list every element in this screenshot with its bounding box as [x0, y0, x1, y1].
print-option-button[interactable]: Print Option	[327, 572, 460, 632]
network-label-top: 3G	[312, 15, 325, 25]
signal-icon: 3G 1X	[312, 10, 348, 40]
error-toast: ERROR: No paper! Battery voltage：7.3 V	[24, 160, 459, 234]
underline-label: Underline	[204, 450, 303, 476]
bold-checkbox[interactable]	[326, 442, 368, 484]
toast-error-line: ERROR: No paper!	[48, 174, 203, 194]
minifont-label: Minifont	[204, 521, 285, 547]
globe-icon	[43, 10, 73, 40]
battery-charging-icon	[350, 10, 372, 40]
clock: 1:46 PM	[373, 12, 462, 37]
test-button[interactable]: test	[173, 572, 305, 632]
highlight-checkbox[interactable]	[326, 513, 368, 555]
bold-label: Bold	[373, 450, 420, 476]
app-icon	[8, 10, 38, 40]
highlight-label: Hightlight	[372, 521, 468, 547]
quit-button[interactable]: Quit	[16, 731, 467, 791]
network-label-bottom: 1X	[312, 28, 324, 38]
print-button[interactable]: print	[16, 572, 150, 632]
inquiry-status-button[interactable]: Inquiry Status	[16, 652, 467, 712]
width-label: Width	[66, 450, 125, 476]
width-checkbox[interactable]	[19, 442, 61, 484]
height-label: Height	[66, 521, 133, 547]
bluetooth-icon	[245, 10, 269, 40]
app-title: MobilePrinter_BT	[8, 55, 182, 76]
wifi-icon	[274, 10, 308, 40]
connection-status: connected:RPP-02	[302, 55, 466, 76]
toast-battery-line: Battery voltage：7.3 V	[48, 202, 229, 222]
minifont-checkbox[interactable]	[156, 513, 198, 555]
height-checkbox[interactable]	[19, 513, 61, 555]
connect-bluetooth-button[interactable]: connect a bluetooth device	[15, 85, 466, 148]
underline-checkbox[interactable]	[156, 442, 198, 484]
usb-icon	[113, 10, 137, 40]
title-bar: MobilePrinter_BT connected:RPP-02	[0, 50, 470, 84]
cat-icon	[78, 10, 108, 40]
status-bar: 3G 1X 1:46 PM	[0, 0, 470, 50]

* * *

PROBLEM STATEMENT –
Rewrite all of the records above, changing every "interactable" to "clickable" and leaving everything else as it is.

REPLY TO THE TASK –
list every element in this screenshot with its bounding box as [x0, y0, x1, y1].
print-option-button[clickable]: Print Option	[327, 572, 460, 632]
network-label-top: 3G	[312, 15, 325, 25]
signal-icon: 3G 1X	[312, 10, 348, 40]
error-toast: ERROR: No paper! Battery voltage：7.3 V	[24, 160, 459, 234]
underline-label: Underline	[204, 450, 303, 476]
bold-checkbox[clickable]	[326, 442, 368, 484]
toast-error-line: ERROR: No paper!	[48, 174, 203, 194]
minifont-label: Minifont	[204, 521, 285, 547]
globe-icon	[43, 10, 73, 40]
battery-charging-icon	[350, 10, 372, 40]
clock: 1:46 PM	[373, 12, 462, 37]
test-button[clickable]: test	[173, 572, 305, 632]
highlight-checkbox[clickable]	[326, 513, 368, 555]
bold-label: Bold	[373, 450, 420, 476]
app-icon	[8, 10, 38, 40]
highlight-label: Hightlight	[372, 521, 468, 547]
quit-button[clickable]: Quit	[16, 731, 467, 791]
network-label-bottom: 1X	[312, 28, 324, 38]
print-button[clickable]: print	[16, 572, 150, 632]
inquiry-status-button[clickable]: Inquiry Status	[16, 652, 467, 712]
width-label: Width	[66, 450, 125, 476]
width-checkbox[clickable]	[19, 442, 61, 484]
height-label: Height	[66, 521, 133, 547]
bluetooth-icon	[245, 10, 269, 40]
app-title: MobilePrinter_BT	[8, 55, 182, 76]
wifi-icon	[274, 10, 308, 40]
connection-status: connected:RPP-02	[302, 55, 466, 76]
toast-battery-line: Battery voltage：7.3 V	[48, 202, 229, 222]
minifont-checkbox[clickable]	[156, 513, 198, 555]
height-checkbox[clickable]	[19, 513, 61, 555]
connect-bluetooth-button[clickable]: connect a bluetooth device	[15, 85, 466, 148]
underline-checkbox[clickable]	[156, 442, 198, 484]
usb-icon	[113, 10, 137, 40]
title-bar: MobilePrinter_BT connected:RPP-02	[0, 50, 470, 84]
cat-icon	[78, 10, 108, 40]
status-bar: 3G 1X 1:46 PM	[0, 0, 470, 50]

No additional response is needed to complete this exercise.